◆ **Stated task**: Tell how many lines carry the word "加强和改进人才工作"; the reply is the number and nothing else.

◆ **Material for the task**:
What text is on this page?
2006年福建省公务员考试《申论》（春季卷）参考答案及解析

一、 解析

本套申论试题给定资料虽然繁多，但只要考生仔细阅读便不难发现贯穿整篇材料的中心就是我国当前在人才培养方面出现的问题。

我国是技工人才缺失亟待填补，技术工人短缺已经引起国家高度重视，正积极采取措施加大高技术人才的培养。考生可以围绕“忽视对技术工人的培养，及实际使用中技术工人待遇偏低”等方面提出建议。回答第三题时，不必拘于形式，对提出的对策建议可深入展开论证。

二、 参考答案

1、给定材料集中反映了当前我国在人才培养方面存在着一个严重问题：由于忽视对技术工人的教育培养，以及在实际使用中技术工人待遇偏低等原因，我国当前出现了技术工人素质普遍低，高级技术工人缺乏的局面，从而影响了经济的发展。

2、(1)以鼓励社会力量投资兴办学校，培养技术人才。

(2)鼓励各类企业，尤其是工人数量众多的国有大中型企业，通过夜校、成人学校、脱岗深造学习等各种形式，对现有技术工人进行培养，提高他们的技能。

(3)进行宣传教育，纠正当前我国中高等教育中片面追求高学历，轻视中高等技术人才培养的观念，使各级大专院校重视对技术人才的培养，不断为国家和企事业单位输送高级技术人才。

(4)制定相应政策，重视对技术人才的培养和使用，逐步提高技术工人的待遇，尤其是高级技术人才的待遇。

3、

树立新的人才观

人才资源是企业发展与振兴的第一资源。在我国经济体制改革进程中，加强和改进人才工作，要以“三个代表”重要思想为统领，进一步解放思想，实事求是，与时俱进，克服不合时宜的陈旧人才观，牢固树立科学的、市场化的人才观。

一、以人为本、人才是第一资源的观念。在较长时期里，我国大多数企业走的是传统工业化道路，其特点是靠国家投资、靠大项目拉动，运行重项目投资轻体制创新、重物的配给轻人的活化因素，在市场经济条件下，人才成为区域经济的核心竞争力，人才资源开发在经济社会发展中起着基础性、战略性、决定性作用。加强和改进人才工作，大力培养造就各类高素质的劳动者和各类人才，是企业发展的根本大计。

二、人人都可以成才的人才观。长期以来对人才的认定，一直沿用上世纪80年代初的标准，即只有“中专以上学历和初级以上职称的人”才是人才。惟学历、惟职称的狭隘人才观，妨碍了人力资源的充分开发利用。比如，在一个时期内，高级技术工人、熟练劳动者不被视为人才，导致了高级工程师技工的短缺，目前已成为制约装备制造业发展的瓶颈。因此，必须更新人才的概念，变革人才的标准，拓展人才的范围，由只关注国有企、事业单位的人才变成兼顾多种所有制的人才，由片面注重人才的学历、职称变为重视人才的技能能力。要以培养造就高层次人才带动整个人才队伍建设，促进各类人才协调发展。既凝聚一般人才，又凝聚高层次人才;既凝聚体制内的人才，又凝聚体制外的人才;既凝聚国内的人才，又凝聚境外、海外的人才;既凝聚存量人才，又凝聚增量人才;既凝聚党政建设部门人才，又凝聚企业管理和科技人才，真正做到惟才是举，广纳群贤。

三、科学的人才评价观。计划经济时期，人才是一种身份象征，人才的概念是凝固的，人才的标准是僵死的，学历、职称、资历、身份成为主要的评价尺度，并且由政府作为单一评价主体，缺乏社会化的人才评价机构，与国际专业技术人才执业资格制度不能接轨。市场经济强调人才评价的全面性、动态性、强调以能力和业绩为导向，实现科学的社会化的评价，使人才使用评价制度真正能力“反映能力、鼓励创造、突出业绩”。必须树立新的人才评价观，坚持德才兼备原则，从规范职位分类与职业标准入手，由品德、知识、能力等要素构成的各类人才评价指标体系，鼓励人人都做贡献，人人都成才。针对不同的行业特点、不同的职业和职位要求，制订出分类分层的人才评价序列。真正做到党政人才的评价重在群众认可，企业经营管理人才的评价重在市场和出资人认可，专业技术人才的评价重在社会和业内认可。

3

◆ **Task result**: 2